• WHAT YOU HAVE TO DO: Exactly as written, transcribe the lines that run from the one containing "Decode this image" to the end of the records below.

• Items from a data source:

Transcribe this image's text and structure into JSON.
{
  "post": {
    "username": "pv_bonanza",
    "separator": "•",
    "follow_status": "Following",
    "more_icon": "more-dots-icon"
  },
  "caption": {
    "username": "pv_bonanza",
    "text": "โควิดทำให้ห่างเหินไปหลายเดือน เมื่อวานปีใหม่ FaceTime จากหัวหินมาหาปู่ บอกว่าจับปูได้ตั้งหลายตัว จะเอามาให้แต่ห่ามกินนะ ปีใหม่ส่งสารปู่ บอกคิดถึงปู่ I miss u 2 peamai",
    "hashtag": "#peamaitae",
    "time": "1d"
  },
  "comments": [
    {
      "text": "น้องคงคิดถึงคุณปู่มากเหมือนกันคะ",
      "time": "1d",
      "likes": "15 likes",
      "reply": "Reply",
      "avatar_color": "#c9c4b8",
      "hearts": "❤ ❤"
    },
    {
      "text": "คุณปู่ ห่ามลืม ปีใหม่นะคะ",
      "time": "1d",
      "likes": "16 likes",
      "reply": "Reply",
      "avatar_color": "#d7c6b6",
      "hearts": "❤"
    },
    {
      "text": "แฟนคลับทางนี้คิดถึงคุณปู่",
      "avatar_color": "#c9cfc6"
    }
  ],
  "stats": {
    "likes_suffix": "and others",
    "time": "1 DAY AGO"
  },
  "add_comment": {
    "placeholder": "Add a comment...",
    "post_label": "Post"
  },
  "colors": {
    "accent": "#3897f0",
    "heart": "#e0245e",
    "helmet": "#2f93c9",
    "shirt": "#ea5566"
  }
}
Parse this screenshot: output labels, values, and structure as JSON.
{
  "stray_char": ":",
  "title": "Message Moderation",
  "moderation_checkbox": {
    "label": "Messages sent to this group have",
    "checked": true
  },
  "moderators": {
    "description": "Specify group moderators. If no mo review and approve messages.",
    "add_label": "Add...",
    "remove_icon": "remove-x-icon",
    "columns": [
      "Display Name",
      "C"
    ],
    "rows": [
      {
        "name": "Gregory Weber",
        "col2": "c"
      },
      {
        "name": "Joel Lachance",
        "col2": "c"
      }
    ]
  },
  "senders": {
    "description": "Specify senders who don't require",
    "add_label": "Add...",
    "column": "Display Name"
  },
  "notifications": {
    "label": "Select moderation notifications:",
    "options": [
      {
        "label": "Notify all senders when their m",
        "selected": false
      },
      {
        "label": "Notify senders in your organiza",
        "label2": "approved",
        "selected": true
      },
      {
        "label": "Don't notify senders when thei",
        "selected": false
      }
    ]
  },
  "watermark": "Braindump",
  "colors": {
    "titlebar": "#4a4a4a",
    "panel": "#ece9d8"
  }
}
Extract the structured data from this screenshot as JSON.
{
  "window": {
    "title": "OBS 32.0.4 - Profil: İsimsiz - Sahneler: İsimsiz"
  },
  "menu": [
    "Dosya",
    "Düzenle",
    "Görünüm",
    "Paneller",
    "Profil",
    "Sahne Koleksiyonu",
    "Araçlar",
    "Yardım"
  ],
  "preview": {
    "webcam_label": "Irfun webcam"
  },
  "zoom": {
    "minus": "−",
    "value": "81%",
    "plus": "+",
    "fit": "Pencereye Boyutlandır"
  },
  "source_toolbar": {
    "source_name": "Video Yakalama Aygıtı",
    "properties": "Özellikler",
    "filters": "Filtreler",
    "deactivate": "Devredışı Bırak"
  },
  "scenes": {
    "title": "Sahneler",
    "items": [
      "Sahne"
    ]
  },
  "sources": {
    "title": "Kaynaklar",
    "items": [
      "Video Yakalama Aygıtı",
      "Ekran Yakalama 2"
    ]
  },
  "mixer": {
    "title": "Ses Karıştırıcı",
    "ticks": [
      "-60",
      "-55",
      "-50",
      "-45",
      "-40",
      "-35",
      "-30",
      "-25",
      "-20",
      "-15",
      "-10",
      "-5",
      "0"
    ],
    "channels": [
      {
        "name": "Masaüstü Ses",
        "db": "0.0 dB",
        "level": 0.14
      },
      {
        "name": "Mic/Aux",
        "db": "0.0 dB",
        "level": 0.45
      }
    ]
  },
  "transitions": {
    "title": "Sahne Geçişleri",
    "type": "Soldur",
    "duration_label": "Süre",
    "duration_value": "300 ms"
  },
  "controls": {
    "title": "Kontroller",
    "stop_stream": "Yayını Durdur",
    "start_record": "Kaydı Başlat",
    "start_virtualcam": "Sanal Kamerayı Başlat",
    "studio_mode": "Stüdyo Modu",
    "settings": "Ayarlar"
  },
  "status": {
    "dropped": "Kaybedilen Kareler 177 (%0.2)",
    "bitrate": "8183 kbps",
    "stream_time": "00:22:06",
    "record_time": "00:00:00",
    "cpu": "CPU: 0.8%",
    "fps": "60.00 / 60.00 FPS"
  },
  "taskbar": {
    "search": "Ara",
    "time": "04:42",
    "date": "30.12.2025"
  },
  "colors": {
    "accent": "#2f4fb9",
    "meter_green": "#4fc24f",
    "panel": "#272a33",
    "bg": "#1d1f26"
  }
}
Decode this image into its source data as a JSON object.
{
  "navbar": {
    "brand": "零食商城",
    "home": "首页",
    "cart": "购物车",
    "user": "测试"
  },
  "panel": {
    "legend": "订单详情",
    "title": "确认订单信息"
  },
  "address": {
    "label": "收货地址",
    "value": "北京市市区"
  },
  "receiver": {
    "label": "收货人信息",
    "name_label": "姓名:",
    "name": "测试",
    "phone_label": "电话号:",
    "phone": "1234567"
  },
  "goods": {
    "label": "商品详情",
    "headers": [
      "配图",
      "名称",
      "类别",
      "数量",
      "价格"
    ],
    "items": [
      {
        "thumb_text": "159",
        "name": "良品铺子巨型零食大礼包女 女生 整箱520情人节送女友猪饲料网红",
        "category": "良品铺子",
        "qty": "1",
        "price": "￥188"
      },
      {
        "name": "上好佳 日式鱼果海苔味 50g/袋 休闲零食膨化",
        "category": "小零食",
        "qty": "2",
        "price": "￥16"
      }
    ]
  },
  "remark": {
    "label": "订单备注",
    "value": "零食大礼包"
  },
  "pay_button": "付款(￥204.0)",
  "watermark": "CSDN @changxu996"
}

• RESPONSE TO THE EXERCISE:
Decode this image into its source data as a JSON object.
{
  "navbar": {
    "brand": "零食商城",
    "home": "首页",
    "cart": "购物车",
    "user": "测试"
  },
  "panel": {
    "legend": "订单详情",
    "title": "确认订单信息"
  },
  "address": {
    "label": "收货地址",
    "value": "北京市市区"
  },
  "receiver": {
    "label": "收货人信息",
    "name_label": "姓名:",
    "name": "测试",
    "phone_label": "电话号:",
    "phone": "1234567"
  },
  "goods": {
    "label": "商品详情",
    "headers": [
      "配图",
      "名称",
      "类别",
      "数量",
      "价格"
    ],
    "items": [
      {
        "thumb_text": "159",
        "name": "良品铺子巨型零食大礼包女 女生 整箱520情人节送女友猪饲料网红",
        "category": "良品铺子",
        "qty": "1",
        "price": "￥188"
      },
      {
        "name": "上好佳 日式鱼果海苔味 50g/袋 休闲零食膨化",
        "category": "小零食",
        "qty": "2",
        "price": "￥16"
      }
    ]
  },
  "remark": {
    "label": "订单备注",
    "value": "零食大礼包"
  },
  "pay_button": "付款(￥204.0)",
  "watermark": "CSDN @changxu996"
}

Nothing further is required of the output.